(Recorded data)
## begin
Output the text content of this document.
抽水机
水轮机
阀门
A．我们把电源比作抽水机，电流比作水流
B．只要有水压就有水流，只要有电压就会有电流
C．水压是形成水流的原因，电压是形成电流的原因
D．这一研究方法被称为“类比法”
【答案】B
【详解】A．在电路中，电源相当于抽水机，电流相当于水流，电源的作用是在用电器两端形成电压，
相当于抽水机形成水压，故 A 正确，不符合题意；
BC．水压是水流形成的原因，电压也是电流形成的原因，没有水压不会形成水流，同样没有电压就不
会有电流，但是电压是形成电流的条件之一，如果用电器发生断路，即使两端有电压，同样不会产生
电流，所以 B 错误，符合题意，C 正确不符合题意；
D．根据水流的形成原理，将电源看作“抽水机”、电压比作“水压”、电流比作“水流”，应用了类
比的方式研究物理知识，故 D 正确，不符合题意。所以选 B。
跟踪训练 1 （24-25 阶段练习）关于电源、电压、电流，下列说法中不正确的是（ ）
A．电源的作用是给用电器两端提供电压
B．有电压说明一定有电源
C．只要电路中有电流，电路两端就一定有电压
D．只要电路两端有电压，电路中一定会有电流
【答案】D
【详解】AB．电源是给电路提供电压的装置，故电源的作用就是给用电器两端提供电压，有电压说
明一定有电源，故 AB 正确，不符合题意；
## end
## begin
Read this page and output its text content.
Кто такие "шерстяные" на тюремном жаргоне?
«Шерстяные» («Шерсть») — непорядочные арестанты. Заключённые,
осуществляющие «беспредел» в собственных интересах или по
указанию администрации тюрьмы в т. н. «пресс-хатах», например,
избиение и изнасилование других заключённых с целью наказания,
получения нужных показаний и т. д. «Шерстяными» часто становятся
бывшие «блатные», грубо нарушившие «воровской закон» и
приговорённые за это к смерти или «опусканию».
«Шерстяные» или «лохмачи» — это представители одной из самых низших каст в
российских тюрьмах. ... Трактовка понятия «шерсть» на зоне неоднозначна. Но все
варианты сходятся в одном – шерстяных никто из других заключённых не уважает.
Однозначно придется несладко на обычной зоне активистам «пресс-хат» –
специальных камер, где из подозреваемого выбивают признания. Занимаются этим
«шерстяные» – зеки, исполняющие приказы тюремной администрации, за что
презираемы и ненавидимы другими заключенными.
## end
■ **EXERCISE REQUIREMENTS**
Read the entries and pick out all lines that include the word "this".

■ **RESULT**
Output the text content of this document.
Read this page and output its text content.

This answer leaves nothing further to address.